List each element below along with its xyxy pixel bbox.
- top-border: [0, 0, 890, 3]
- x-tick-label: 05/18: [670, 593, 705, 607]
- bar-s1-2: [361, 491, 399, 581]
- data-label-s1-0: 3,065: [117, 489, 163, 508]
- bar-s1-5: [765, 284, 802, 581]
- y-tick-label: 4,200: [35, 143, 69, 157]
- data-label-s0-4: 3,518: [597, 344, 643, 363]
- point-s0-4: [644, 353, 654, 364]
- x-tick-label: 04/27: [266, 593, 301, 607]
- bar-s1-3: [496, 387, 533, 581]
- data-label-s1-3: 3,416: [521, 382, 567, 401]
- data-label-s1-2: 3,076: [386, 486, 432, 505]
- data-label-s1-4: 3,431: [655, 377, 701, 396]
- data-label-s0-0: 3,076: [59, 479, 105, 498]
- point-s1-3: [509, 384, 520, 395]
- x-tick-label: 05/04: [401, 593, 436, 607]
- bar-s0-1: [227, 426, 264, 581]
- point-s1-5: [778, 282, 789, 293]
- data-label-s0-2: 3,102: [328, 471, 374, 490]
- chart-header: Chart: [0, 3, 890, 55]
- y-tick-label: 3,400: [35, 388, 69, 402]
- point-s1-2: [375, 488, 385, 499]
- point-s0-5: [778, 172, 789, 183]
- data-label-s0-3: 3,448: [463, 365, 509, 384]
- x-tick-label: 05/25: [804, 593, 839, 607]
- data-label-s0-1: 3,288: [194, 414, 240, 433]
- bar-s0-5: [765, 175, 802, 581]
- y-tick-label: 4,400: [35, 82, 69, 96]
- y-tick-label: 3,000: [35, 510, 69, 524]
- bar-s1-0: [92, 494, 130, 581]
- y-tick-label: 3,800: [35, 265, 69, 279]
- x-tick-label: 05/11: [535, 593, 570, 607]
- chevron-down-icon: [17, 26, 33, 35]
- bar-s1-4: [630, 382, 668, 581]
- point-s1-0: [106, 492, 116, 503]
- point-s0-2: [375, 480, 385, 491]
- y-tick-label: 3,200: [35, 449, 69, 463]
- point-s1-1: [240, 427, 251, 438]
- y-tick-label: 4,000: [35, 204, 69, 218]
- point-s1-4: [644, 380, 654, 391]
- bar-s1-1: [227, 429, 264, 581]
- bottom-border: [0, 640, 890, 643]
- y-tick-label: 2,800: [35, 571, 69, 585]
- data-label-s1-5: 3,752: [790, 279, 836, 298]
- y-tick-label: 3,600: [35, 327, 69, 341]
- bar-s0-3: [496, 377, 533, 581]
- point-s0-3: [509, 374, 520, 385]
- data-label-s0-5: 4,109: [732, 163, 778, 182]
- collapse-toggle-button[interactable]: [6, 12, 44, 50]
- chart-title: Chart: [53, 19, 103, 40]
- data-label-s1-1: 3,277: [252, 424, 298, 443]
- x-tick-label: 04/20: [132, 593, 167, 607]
○ ○ ○
§ **WHAT THE TASK REQUIRES**: Please copy the records above word for word, keeping every line exactly the same.

§ **EXERCISE RESPONSE**:
List each element below along with its xyxy pixel bbox.
- top-border: [0, 0, 890, 3]
- x-tick-label: 05/18: [670, 593, 705, 607]
- bar-s1-2: [361, 491, 399, 581]
- data-label-s1-0: 3,065: [117, 489, 163, 508]
- bar-s1-5: [765, 284, 802, 581]
- y-tick-label: 4,200: [35, 143, 69, 157]
- data-label-s0-4: 3,518: [597, 344, 643, 363]
- point-s0-4: [644, 353, 654, 364]
- x-tick-label: 04/27: [266, 593, 301, 607]
- bar-s1-3: [496, 387, 533, 581]
- data-label-s1-3: 3,416: [521, 382, 567, 401]
- data-label-s1-2: 3,076: [386, 486, 432, 505]
- data-label-s1-4: 3,431: [655, 377, 701, 396]
- data-label-s0-0: 3,076: [59, 479, 105, 498]
- point-s1-3: [509, 384, 520, 395]
- x-tick-label: 05/04: [401, 593, 436, 607]
- bar-s0-1: [227, 426, 264, 581]
- point-s1-5: [778, 282, 789, 293]
- data-label-s0-2: 3,102: [328, 471, 374, 490]
- chart-header: Chart: [0, 3, 890, 55]
- y-tick-label: 3,400: [35, 388, 69, 402]
- point-s1-2: [375, 488, 385, 499]
- point-s0-5: [778, 172, 789, 183]
- data-label-s0-3: 3,448: [463, 365, 509, 384]
- x-tick-label: 05/25: [804, 593, 839, 607]
- data-label-s0-1: 3,288: [194, 414, 240, 433]
- bar-s0-5: [765, 175, 802, 581]
- y-tick-label: 4,400: [35, 82, 69, 96]
- y-tick-label: 3,000: [35, 510, 69, 524]
- bar-s1-0: [92, 494, 130, 581]
- y-tick-label: 3,800: [35, 265, 69, 279]
- x-tick-label: 05/11: [535, 593, 570, 607]
- chevron-down-icon: [17, 26, 33, 35]
- bar-s1-4: [630, 382, 668, 581]
- point-s1-0: [106, 492, 116, 503]
- point-s0-2: [375, 480, 385, 491]
- y-tick-label: 3,200: [35, 449, 69, 463]
- point-s1-1: [240, 427, 251, 438]
- y-tick-label: 4,000: [35, 204, 69, 218]
- point-s1-4: [644, 380, 654, 391]
- bar-s1-1: [227, 429, 264, 581]
- bottom-border: [0, 640, 890, 643]
- y-tick-label: 2,800: [35, 571, 69, 585]
- data-label-s1-5: 3,752: [790, 279, 836, 298]
- y-tick-label: 3,600: [35, 327, 69, 341]
- bar-s0-3: [496, 377, 533, 581]
- point-s0-3: [509, 374, 520, 385]
- data-label-s0-5: 4,109: [732, 163, 778, 182]
- collapse-toggle-button[interactable]: [6, 12, 44, 50]
- chart-title: Chart: [53, 19, 103, 40]
- data-label-s1-1: 3,277: [252, 424, 298, 443]
- x-tick-label: 04/20: [132, 593, 167, 607]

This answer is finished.